Go through the material below and copy all lines with "JSON".

**EXTRACTED MATERIAL**
»»

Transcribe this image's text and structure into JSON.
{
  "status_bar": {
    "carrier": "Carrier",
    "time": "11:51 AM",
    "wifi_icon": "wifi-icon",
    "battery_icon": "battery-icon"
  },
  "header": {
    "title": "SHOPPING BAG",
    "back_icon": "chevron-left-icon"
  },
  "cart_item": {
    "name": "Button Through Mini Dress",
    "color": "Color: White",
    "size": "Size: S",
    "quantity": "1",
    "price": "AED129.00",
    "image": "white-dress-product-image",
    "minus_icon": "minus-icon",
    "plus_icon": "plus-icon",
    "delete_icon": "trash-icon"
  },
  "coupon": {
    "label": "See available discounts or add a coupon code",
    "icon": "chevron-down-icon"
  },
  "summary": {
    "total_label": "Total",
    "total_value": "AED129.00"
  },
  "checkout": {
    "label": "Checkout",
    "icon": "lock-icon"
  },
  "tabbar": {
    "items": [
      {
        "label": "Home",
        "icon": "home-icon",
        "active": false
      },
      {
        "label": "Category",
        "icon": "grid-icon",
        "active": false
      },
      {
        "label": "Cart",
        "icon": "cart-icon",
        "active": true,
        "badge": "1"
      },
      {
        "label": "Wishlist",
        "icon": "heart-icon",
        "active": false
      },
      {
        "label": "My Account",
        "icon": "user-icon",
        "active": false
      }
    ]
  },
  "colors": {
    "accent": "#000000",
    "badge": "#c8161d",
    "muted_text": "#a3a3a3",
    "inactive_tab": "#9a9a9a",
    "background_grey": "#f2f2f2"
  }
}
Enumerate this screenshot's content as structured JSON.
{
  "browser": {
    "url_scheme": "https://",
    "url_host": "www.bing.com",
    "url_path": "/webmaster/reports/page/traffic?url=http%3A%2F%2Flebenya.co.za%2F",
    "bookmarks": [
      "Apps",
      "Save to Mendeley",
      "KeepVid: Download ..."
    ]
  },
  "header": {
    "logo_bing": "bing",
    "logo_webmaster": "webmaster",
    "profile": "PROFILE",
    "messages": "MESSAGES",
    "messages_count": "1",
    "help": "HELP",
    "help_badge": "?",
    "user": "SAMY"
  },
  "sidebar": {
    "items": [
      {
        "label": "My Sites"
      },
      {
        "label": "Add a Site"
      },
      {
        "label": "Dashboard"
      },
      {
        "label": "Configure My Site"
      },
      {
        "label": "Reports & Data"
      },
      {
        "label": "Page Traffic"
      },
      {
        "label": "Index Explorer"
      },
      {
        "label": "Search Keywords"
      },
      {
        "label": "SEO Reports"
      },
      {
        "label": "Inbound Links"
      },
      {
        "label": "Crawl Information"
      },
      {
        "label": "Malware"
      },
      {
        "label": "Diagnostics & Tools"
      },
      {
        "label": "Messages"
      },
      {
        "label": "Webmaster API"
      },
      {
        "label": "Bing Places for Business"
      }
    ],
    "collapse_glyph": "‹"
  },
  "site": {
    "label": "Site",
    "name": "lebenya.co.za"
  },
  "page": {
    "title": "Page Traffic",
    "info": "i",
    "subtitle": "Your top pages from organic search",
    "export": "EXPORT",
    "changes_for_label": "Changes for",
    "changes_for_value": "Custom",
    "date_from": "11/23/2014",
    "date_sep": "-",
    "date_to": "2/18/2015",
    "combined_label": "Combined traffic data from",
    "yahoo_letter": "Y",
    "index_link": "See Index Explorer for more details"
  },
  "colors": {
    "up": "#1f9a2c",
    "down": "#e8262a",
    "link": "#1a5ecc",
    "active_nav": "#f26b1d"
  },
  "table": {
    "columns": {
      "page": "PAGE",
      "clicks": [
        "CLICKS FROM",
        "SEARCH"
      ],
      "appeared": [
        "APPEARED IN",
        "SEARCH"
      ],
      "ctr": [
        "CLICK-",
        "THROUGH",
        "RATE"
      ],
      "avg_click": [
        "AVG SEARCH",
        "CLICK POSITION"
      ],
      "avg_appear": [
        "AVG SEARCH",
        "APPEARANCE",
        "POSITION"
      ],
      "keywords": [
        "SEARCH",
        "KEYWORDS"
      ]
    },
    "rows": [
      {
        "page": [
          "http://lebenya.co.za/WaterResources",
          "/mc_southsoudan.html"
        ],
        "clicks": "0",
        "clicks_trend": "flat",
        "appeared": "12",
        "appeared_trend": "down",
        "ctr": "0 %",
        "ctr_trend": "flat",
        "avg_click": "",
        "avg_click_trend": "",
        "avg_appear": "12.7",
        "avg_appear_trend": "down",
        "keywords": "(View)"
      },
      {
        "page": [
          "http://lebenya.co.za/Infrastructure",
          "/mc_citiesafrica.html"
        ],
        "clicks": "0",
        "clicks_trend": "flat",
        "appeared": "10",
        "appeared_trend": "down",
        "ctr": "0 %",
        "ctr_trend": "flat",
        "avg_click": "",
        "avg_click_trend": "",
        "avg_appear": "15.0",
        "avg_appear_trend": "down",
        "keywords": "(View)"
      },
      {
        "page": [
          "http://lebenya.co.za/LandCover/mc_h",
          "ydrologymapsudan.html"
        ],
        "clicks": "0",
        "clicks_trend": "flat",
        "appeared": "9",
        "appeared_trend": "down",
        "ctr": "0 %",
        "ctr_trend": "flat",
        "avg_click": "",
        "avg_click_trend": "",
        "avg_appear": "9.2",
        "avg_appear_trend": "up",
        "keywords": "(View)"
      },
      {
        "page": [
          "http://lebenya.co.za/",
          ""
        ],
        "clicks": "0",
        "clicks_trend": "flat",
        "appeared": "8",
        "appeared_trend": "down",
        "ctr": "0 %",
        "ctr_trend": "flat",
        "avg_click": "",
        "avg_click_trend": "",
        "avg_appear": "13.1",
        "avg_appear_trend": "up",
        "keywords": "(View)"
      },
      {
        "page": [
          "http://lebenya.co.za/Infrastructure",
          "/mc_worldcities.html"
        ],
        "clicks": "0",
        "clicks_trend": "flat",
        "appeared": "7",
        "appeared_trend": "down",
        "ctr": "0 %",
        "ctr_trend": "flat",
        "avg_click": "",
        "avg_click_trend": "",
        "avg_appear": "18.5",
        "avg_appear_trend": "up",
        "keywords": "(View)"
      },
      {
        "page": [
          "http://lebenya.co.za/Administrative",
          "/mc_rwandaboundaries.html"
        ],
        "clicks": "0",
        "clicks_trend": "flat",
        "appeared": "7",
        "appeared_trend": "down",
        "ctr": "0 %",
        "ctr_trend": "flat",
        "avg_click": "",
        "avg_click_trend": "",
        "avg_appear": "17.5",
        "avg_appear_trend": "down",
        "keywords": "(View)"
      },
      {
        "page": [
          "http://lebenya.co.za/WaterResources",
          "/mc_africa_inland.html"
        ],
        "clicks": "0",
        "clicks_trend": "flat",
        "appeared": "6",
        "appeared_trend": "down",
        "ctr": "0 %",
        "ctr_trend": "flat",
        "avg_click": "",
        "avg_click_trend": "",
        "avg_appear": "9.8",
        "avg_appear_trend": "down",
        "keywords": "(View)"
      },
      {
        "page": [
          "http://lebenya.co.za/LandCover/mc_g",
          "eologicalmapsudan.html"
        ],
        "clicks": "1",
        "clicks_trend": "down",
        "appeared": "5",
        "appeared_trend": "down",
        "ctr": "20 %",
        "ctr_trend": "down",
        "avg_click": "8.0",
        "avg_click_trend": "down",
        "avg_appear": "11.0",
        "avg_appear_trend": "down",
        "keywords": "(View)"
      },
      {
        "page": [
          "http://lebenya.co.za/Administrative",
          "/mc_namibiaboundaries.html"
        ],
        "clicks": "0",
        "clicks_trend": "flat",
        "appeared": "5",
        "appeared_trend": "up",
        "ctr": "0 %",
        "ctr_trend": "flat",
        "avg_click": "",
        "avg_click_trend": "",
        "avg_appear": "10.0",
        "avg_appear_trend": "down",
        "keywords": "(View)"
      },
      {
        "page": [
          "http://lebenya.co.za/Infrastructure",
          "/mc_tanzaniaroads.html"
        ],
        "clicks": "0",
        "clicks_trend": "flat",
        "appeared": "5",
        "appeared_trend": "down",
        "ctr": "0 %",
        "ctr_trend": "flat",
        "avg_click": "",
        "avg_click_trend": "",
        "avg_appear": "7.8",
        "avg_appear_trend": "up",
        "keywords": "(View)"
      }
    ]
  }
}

««

**OUTPUT**
Transcribe this image's text and structure into JSON.
Enumerate this screenshot's content as structured JSON.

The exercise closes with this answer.